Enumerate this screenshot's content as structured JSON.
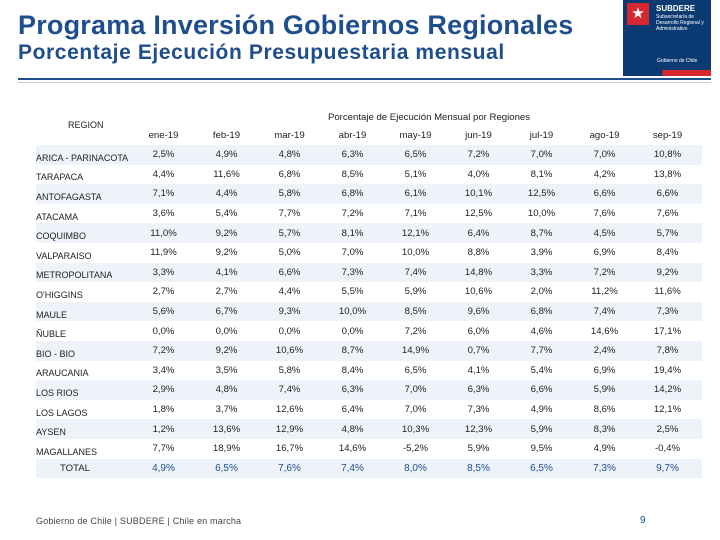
{
  "header": {
    "title": "Programa Inversión Gobiernos Regionales",
    "subtitle": "Porcentaje Ejecución Presupuestaria mensual"
  },
  "logo": {
    "brand": "SUBDERE",
    "subline": "Subsecretaría de Desarrollo Regional y Administrativo",
    "government": "Gobierno de Chile",
    "star_icon": "star-icon",
    "colors": {
      "blue": "#0b3a73",
      "red": "#d5282f"
    }
  },
  "table": {
    "region_header": "REGION",
    "group_header": "Porcentaje de Ejecución Mensual por Regiones",
    "months": [
      "ene-19",
      "feb-19",
      "mar-19",
      "abr-19",
      "may-19",
      "jun-19",
      "jul-19",
      "ago-19",
      "sep-19"
    ],
    "rows": [
      {
        "region": "ARICA - PARINACOTA",
        "values": [
          "2,5%",
          "4,9%",
          "4,8%",
          "6,3%",
          "6,5%",
          "7,2%",
          "7,0%",
          "7,0%",
          "10,8%"
        ]
      },
      {
        "region": "TARAPACA",
        "values": [
          "4,4%",
          "11,6%",
          "6,8%",
          "8,5%",
          "5,1%",
          "4,0%",
          "8,1%",
          "4,2%",
          "13,8%"
        ]
      },
      {
        "region": "ANTOFAGASTA",
        "values": [
          "7,1%",
          "4,4%",
          "5,8%",
          "6,8%",
          "6,1%",
          "10,1%",
          "12,5%",
          "6,6%",
          "6,6%"
        ]
      },
      {
        "region": "ATACAMA",
        "values": [
          "3,6%",
          "5,4%",
          "7,7%",
          "7,2%",
          "7,1%",
          "12,5%",
          "10,0%",
          "7,6%",
          "7,6%"
        ]
      },
      {
        "region": "COQUIMBO",
        "values": [
          "11,0%",
          "9,2%",
          "5,7%",
          "8,1%",
          "12,1%",
          "6,4%",
          "8,7%",
          "4,5%",
          "5,7%"
        ]
      },
      {
        "region": "VALPARAISO",
        "values": [
          "11,9%",
          "9,2%",
          "5,0%",
          "7,0%",
          "10,0%",
          "8,8%",
          "3,9%",
          "6,9%",
          "8,4%"
        ]
      },
      {
        "region": "METROPOLITANA",
        "values": [
          "3,3%",
          "4,1%",
          "6,6%",
          "7,3%",
          "7,4%",
          "14,8%",
          "3,3%",
          "7,2%",
          "9,2%"
        ]
      },
      {
        "region": "O'HIGGINS",
        "values": [
          "2,7%",
          "2,7%",
          "4,4%",
          "5,5%",
          "5,9%",
          "10,6%",
          "2,0%",
          "11,2%",
          "11,6%"
        ]
      },
      {
        "region": "MAULE",
        "values": [
          "5,6%",
          "6,7%",
          "9,3%",
          "10,0%",
          "8,5%",
          "9,6%",
          "6,8%",
          "7,4%",
          "7,3%"
        ]
      },
      {
        "region": "ÑUBLE",
        "values": [
          "0,0%",
          "0,0%",
          "0,0%",
          "0,0%",
          "7,2%",
          "6,0%",
          "4,6%",
          "14,6%",
          "17,1%"
        ]
      },
      {
        "region": "BIO - BIO",
        "values": [
          "7,2%",
          "9,2%",
          "10,6%",
          "8,7%",
          "14,9%",
          "0,7%",
          "7,7%",
          "2,4%",
          "7,8%"
        ]
      },
      {
        "region": "ARAUCANIA",
        "values": [
          "3,4%",
          "3,5%",
          "5,8%",
          "8,4%",
          "6,5%",
          "4,1%",
          "5,4%",
          "6,9%",
          "19,4%"
        ]
      },
      {
        "region": "LOS RIOS",
        "values": [
          "2,9%",
          "4,8%",
          "7,4%",
          "6,3%",
          "7,0%",
          "6,3%",
          "6,6%",
          "5,9%",
          "14,2%"
        ]
      },
      {
        "region": "LOS LAGOS",
        "values": [
          "1,8%",
          "3,7%",
          "12,6%",
          "6,4%",
          "7,0%",
          "7,3%",
          "4,9%",
          "8,6%",
          "12,1%"
        ]
      },
      {
        "region": "AYSEN",
        "values": [
          "1,2%",
          "13,6%",
          "12,9%",
          "4,8%",
          "10,3%",
          "12,3%",
          "5,9%",
          "8,3%",
          "2,5%"
        ]
      },
      {
        "region": "MAGALLANES",
        "values": [
          "7,7%",
          "18,9%",
          "16,7%",
          "14,6%",
          "-5,2%",
          "5,9%",
          "9,5%",
          "4,9%",
          "-0,4%"
        ]
      },
      {
        "region": "TOTAL",
        "values": [
          "4,9%",
          "6,5%",
          "7,6%",
          "7,4%",
          "8,0%",
          "8,5%",
          "6,5%",
          "7,3%",
          "9,7%"
        ],
        "total": true
      }
    ]
  },
  "footer": {
    "text": "Gobierno de Chile | SUBDERE | Chile en marcha",
    "page_number": "9"
  }
}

## YOUR GOAL
Filter the records down to the lines that contain the string "SUBDERE", and copy those lines.

## TASK RESPONSE
    "brand": "SUBDERE",
    "text": "Gobierno de Chile | SUBDERE | Chile en marcha",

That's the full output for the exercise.